§ **PROMPT**
Beginning with the line where "Read this page and output its text content." appears, restate the lines word for word through the last one in the listing.

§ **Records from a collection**
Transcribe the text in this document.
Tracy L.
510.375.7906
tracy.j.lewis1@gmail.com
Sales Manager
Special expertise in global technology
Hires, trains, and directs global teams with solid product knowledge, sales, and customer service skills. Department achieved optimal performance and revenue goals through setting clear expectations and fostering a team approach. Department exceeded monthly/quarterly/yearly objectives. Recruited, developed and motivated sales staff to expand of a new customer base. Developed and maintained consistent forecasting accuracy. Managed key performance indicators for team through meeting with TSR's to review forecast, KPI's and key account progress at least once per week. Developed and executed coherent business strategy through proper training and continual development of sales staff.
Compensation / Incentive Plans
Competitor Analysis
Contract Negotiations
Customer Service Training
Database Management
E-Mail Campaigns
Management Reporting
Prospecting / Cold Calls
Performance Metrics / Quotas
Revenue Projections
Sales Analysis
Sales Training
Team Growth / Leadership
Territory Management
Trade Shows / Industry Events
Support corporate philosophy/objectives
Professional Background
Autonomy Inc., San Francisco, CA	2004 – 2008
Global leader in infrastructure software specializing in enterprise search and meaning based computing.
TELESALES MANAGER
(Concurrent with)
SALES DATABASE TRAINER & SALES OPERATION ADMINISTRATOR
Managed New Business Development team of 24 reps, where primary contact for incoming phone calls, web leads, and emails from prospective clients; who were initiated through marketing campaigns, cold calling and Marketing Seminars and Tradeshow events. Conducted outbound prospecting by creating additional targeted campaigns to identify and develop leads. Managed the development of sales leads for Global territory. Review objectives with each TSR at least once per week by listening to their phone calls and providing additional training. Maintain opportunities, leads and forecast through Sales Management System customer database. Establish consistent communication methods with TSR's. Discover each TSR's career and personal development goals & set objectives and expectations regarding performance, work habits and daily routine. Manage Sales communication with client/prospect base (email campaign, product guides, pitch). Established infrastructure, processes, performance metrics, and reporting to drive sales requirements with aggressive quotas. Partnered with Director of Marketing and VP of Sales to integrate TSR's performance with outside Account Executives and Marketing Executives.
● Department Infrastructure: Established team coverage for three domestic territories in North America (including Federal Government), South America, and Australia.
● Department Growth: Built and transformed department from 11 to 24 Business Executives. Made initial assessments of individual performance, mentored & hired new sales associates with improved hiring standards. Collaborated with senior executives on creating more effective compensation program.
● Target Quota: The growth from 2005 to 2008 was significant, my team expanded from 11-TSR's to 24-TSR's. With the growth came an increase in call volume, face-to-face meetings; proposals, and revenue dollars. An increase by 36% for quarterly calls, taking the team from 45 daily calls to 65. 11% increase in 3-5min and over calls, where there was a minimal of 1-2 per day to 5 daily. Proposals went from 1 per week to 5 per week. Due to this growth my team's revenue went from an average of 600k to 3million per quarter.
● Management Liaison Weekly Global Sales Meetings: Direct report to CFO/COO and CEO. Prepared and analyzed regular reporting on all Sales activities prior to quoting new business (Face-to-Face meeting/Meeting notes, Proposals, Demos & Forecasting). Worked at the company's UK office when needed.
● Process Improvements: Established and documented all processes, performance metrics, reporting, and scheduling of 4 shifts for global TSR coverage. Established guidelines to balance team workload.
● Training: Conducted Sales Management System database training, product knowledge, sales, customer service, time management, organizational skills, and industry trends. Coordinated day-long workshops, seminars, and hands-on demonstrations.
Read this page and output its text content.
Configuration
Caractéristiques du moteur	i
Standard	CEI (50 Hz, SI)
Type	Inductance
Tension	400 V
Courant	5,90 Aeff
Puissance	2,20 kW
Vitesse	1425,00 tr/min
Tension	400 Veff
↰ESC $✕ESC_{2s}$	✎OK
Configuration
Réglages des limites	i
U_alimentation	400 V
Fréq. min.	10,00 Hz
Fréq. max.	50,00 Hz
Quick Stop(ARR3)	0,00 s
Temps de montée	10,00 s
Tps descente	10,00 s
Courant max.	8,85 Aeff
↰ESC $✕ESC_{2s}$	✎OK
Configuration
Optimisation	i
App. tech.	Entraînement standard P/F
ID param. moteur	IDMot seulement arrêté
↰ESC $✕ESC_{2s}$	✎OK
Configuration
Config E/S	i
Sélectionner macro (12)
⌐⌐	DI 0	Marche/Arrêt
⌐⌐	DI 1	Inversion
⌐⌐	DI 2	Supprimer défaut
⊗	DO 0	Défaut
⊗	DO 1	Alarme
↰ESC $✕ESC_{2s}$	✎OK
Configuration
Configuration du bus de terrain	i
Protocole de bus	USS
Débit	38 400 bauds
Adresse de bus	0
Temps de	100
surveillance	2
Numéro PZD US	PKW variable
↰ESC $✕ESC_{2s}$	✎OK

§ **OUTPUT BELOW**
Read this page and output its text content.
Configuration
Caractéristiques du moteur	i
Standard	CEI (50 Hz, SI)
Type	Inductance
Tension	400 V
Courant	5,90 Aeff
Puissance	2,20 kW
Vitesse	1425,00 tr/min
Tension	400 Veff
↰ESC $✕ESC_{2s}$	✎OK
Configuration
Réglages des limites	i
U_alimentation	400 V
Fréq. min.	10,00 Hz
Fréq. max.	50,00 Hz
Quick Stop(ARR3)	0,00 s
Temps de montée	10,00 s
Tps descente	10,00 s
Courant max.	8,85 Aeff
↰ESC $✕ESC_{2s}$	✎OK
Configuration
Optimisation	i
App. tech.	Entraînement standard P/F
ID param. moteur	IDMot seulement arrêté
↰ESC $✕ESC_{2s}$	✎OK
Configuration
Config E/S	i
Sélectionner macro (12)
⌐⌐	DI 0	Marche/Arrêt
⌐⌐	DI 1	Inversion
⌐⌐	DI 2	Supprimer défaut
⊗	DO 0	Défaut
⊗	DO 1	Alarme
↰ESC $✕ESC_{2s}$	✎OK
Configuration
Configuration du bus de terrain	i
Protocole de bus	USS
Débit	38 400 bauds
Adresse de bus	0
Temps de	100
surveillance	2
Numéro PZD US	PKW variable
↰ESC $✕ESC_{2s}$	✎OK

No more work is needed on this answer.